Exercise directions:
Filter the records below and copy every line containing the word "päätösvaltaiseksi".

Saved entries:
** BEGIN **

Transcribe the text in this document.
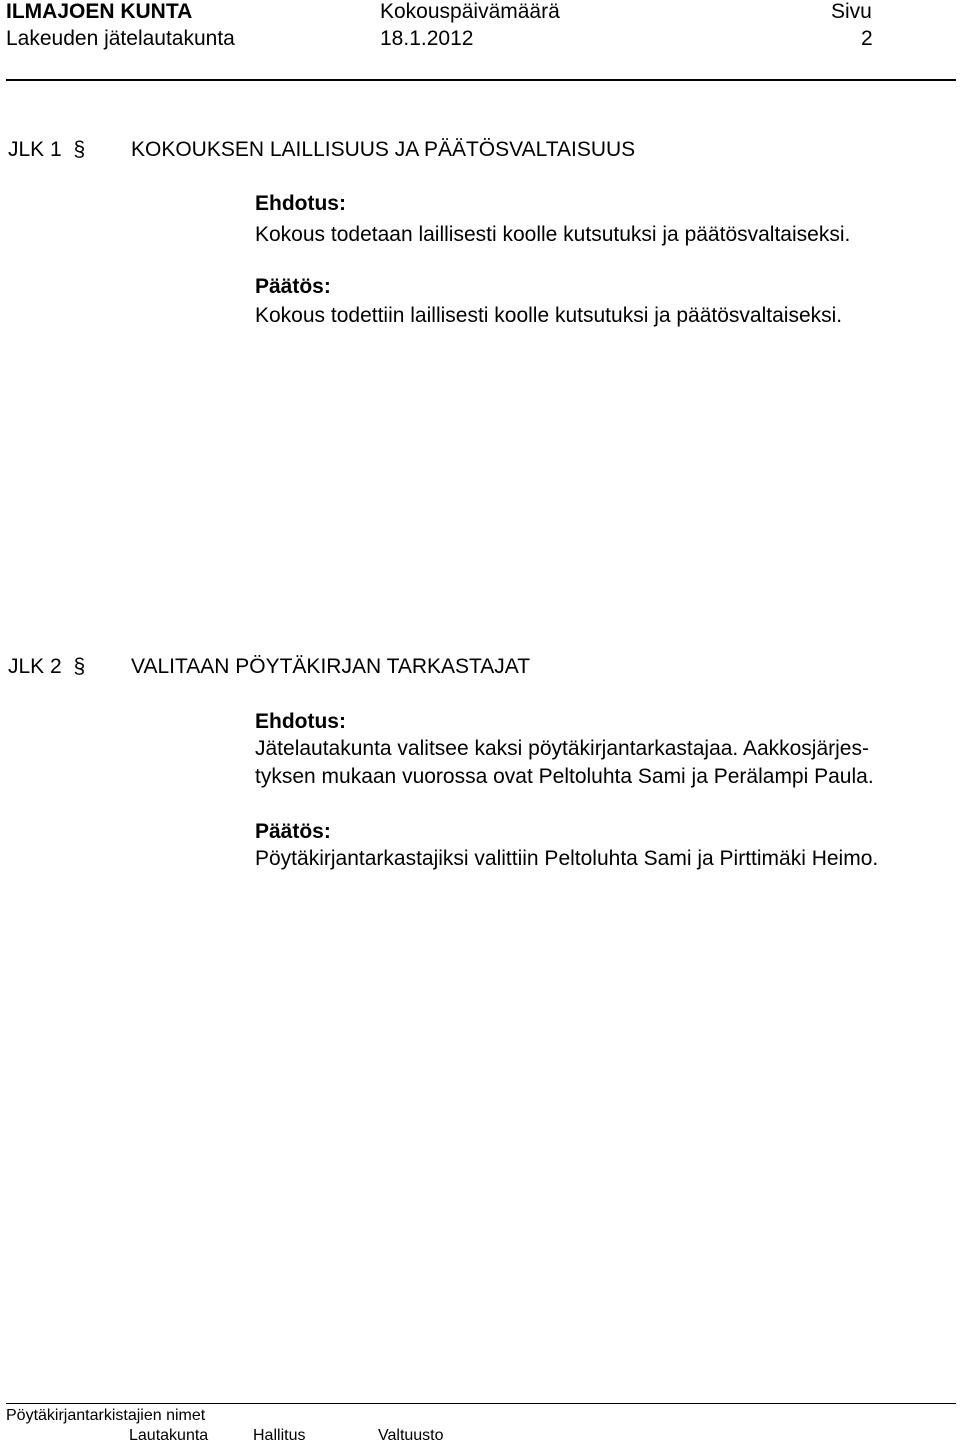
ILMAJOEN KUNTA
Lakeuden jätelautakunta
Kokouspäivämäärä
18.1.2012
Sivu
2
JLK 1 § KOKOUKSEN LAILLISUUS JA PÄÄTÖSVALTAISUUS
Ehdotus:
Kokous todetaan laillisesti koolle kutsutuksi ja päätösvaltaiseksi.
Päätös:
Kokous todettiin laillisesti koolle kutsutuksi ja päätösvaltaiseksi.
JLK 2 § VALITAAN PÖYTÄKIRJAN TARKASTAJAT
Ehdotus:
Jätelautakunta valitsee kaksi pöytäkirjantarkastajaa. Aakkosjärjes-
tyksen mukaan vuorossa ovat Peltoluhta Sami ja Perälampi Paula.
Päätös:
Pöytäkirjantarkastajiksi valittiin Peltoluhta Sami ja Pirttimäki Heimo.
Pöytäkirjantarkistajien nimet
Lautakunta	Hallitus	Valtuusto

** END **

Task answer:
Kokous todetaan laillisesti koolle kutsutuksi ja päätösvaltaiseksi.
Kokous todettiin laillisesti koolle kutsutuksi ja päätösvaltaiseksi.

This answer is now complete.